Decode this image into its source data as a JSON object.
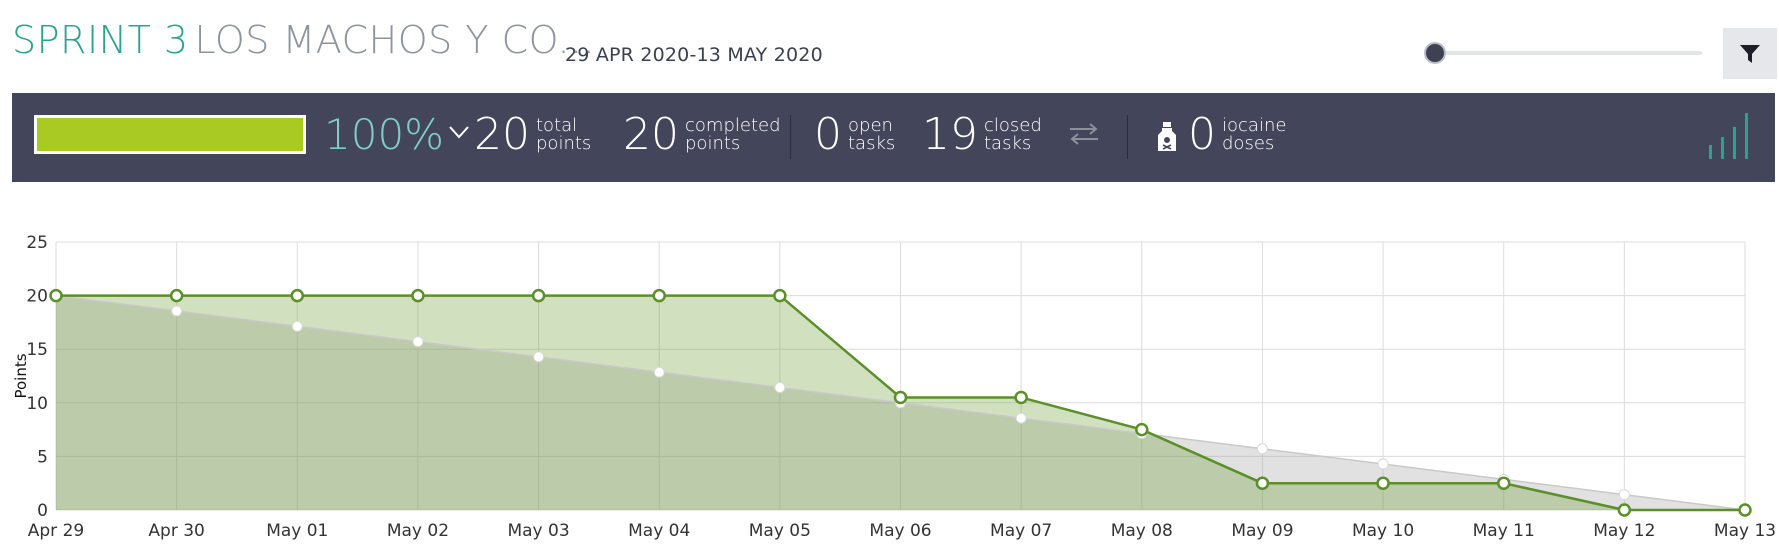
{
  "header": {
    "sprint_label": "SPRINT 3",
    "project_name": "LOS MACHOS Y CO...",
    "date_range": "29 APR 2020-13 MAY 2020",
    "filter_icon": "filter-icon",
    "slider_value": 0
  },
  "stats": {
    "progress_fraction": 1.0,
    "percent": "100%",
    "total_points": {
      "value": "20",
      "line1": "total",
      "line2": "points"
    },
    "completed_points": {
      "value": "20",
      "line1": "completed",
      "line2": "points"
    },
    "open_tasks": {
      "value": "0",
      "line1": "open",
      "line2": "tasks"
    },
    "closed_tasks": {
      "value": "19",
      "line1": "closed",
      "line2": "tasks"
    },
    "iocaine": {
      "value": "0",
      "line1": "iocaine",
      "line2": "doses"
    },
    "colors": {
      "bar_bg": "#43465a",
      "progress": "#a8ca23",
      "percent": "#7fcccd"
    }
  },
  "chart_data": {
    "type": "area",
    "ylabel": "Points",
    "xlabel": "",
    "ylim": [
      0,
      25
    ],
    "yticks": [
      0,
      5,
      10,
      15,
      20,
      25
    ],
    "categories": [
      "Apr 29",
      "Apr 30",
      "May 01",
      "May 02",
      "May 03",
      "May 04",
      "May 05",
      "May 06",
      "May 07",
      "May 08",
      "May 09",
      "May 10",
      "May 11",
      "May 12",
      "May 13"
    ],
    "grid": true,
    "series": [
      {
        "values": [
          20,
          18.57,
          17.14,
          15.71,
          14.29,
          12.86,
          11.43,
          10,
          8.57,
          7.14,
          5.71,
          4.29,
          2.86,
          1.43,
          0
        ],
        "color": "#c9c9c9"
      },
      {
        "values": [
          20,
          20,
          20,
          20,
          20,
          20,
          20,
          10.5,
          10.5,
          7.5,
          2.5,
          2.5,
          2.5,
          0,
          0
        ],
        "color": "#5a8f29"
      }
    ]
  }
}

==

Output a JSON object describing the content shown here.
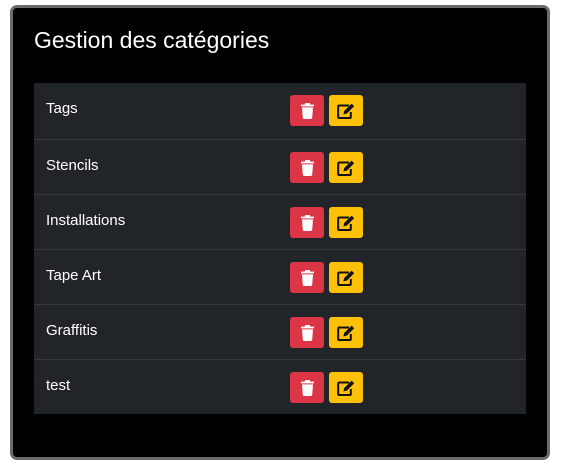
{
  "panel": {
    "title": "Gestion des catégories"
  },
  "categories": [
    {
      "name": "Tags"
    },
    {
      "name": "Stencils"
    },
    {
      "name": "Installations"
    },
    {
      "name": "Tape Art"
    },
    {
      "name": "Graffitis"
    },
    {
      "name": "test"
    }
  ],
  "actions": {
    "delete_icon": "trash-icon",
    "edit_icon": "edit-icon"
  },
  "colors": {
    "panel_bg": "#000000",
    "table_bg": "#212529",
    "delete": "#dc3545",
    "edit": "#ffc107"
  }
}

...

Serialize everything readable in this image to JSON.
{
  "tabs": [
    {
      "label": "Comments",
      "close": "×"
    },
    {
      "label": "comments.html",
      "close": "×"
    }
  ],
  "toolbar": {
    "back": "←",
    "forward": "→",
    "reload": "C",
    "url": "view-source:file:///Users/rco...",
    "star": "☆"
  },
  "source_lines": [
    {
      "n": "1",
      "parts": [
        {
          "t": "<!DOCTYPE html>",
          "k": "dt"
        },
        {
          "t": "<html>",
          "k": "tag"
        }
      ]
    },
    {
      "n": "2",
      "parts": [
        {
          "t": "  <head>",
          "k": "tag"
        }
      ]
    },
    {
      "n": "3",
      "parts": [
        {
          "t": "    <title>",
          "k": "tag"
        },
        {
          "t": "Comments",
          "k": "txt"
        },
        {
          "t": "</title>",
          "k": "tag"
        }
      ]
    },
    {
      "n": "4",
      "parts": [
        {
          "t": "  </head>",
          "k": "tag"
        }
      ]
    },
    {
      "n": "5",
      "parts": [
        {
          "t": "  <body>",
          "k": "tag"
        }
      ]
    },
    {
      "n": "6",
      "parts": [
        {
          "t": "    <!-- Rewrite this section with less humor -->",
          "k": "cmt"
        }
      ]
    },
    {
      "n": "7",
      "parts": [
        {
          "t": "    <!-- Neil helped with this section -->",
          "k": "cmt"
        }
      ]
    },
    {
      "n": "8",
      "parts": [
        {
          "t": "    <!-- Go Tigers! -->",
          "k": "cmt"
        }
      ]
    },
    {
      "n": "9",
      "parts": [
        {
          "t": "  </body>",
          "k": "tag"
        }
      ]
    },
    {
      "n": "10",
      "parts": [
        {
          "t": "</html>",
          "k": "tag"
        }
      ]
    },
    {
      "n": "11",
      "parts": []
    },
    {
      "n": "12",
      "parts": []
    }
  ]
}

Problem details:
Scan the data above; copy every line where "icon" appears.

Response to the exercise:
    "filter_icon": "filter-icon",
    "delete_icon": "trash-icon",
    "edit_icon": "edit-icon"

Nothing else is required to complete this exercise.